[Task goal] Give only the number of lines that hold the word "在工作上更上一层楼".

[Exercise data]
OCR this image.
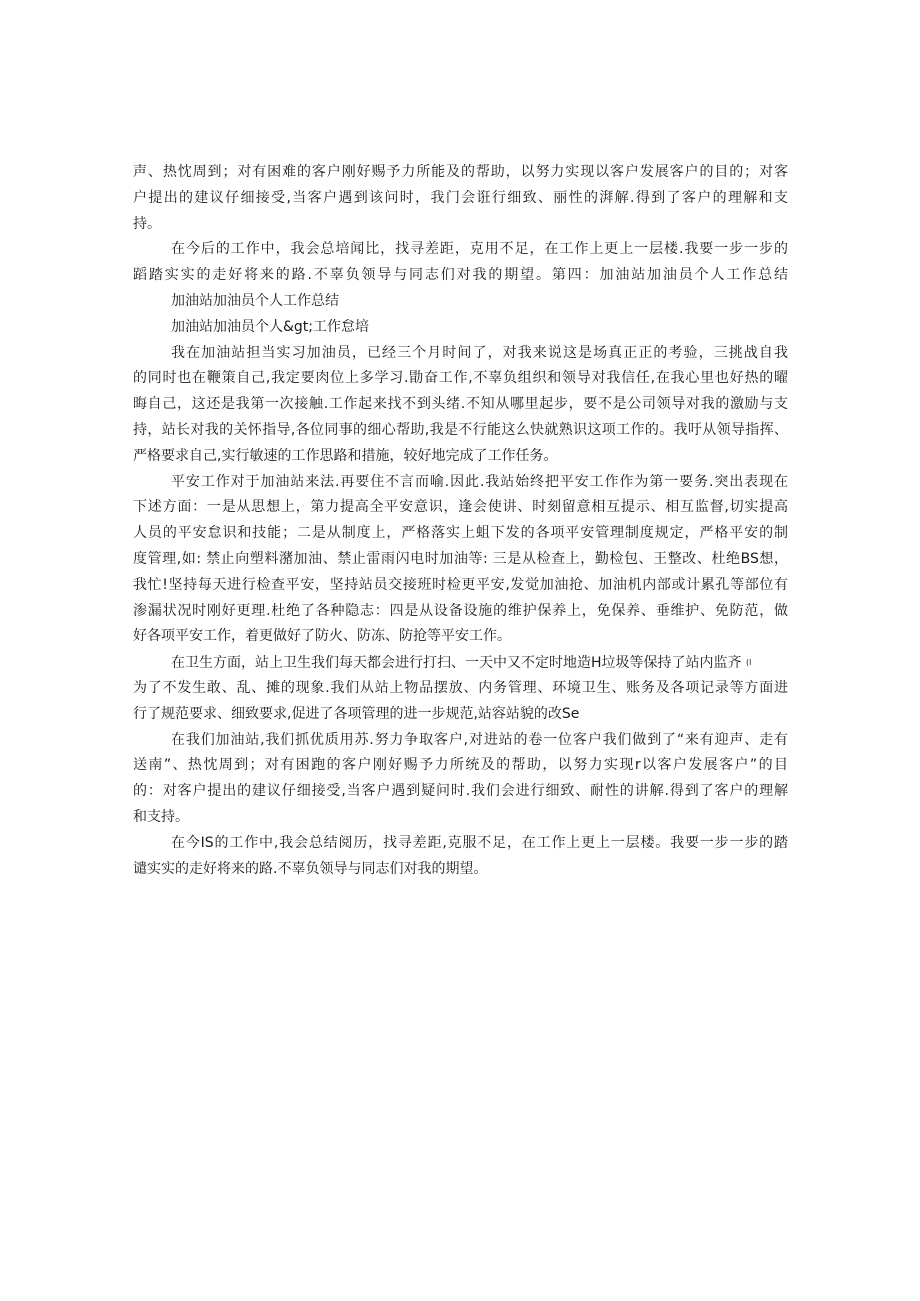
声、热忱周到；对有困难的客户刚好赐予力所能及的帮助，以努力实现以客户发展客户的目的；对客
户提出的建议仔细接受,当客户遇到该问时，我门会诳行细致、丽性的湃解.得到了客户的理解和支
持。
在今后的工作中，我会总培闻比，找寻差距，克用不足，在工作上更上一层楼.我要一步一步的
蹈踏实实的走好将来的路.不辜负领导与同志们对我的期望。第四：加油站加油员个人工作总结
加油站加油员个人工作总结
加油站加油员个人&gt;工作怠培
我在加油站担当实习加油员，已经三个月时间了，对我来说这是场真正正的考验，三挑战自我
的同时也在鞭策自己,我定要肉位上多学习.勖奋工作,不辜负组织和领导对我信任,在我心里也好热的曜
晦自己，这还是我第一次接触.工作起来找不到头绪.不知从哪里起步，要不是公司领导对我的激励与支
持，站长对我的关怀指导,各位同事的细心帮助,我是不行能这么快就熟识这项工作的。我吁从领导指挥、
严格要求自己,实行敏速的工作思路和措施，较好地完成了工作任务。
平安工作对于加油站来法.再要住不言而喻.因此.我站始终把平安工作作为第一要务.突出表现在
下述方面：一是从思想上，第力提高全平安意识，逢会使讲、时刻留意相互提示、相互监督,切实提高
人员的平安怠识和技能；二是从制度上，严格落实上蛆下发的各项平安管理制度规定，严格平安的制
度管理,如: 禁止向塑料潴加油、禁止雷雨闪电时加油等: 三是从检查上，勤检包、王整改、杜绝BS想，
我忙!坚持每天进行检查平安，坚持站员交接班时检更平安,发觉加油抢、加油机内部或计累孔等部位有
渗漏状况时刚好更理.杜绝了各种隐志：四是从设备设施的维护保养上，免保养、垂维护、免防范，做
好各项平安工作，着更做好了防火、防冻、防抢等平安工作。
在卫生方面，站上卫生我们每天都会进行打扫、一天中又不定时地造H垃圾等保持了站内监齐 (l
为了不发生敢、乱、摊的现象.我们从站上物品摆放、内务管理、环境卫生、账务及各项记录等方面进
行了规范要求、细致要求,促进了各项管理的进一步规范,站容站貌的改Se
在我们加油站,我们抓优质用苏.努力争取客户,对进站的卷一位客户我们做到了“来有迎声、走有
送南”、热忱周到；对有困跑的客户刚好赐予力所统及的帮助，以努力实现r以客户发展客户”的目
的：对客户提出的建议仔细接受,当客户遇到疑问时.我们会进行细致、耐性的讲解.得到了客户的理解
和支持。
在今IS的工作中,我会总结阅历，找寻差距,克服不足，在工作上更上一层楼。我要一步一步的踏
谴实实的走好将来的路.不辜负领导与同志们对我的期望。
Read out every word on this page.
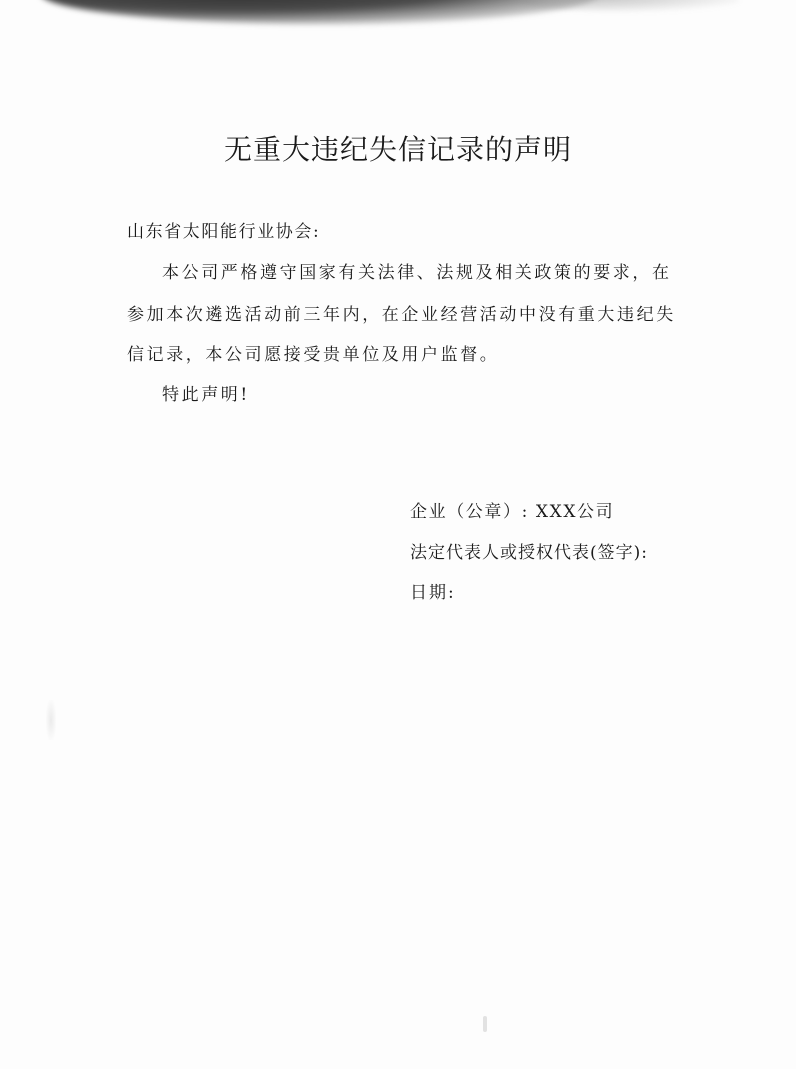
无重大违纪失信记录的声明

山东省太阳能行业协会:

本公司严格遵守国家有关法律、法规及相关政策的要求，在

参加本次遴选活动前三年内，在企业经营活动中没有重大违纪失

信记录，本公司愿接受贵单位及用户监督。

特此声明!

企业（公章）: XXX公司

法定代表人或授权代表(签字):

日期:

[Exercise answer] 2